_Exercise directions_. Line by line, output the data that follows exactly as written.

Items listed in a dataset

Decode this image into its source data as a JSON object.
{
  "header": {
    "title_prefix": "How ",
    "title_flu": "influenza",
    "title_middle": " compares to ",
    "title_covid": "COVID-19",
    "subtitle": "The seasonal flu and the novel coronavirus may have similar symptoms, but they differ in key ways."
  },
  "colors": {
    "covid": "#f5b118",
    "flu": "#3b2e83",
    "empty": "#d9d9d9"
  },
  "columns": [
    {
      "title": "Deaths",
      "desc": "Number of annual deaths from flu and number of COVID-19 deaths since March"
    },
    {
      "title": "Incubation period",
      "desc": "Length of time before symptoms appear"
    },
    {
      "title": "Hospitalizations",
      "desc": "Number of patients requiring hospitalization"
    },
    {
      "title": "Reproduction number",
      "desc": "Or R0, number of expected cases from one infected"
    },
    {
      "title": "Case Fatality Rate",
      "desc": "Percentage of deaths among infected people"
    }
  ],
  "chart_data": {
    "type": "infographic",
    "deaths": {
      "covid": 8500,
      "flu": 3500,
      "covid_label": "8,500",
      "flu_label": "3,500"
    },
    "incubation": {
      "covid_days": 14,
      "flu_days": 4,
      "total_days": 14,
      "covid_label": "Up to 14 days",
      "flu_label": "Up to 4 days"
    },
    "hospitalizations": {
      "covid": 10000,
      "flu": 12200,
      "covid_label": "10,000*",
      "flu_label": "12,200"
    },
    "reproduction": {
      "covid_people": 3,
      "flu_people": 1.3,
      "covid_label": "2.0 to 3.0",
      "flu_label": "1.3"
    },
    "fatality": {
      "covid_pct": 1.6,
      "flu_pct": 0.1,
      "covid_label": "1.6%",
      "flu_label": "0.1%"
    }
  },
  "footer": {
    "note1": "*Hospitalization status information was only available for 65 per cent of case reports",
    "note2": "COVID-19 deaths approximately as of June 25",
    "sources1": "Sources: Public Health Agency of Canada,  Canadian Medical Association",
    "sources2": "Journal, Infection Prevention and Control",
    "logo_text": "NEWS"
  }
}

_Solution for this task_.
Decode this image into its source data as a JSON object.
{
  "header": {
    "title_prefix": "How ",
    "title_flu": "influenza",
    "title_middle": " compares to ",
    "title_covid": "COVID-19",
    "subtitle": "The seasonal flu and the novel coronavirus may have similar symptoms, but they differ in key ways."
  },
  "colors": {
    "covid": "#f5b118",
    "flu": "#3b2e83",
    "empty": "#d9d9d9"
  },
  "columns": [
    {
      "title": "Deaths",
      "desc": "Number of annual deaths from flu and number of COVID-19 deaths since March"
    },
    {
      "title": "Incubation period",
      "desc": "Length of time before symptoms appear"
    },
    {
      "title": "Hospitalizations",
      "desc": "Number of patients requiring hospitalization"
    },
    {
      "title": "Reproduction number",
      "desc": "Or R0, number of expected cases from one infected"
    },
    {
      "title": "Case Fatality Rate",
      "desc": "Percentage of deaths among infected people"
    }
  ],
  "chart_data": {
    "type": "infographic",
    "deaths": {
      "covid": 8500,
      "flu": 3500,
      "covid_label": "8,500",
      "flu_label": "3,500"
    },
    "incubation": {
      "covid_days": 14,
      "flu_days": 4,
      "total_days": 14,
      "covid_label": "Up to 14 days",
      "flu_label": "Up to 4 days"
    },
    "hospitalizations": {
      "covid": 10000,
      "flu": 12200,
      "covid_label": "10,000*",
      "flu_label": "12,200"
    },
    "reproduction": {
      "covid_people": 3,
      "flu_people": 1.3,
      "covid_label": "2.0 to 3.0",
      "flu_label": "1.3"
    },
    "fatality": {
      "covid_pct": 1.6,
      "flu_pct": 0.1,
      "covid_label": "1.6%",
      "flu_label": "0.1%"
    }
  },
  "footer": {
    "note1": "*Hospitalization status information was only available for 65 per cent of case reports",
    "note2": "COVID-19 deaths approximately as of June 25",
    "sources1": "Sources: Public Health Agency of Canada,  Canadian Medical Association",
    "sources2": "Journal, Infection Prevention and Control",
    "logo_text": "NEWS"
  }
}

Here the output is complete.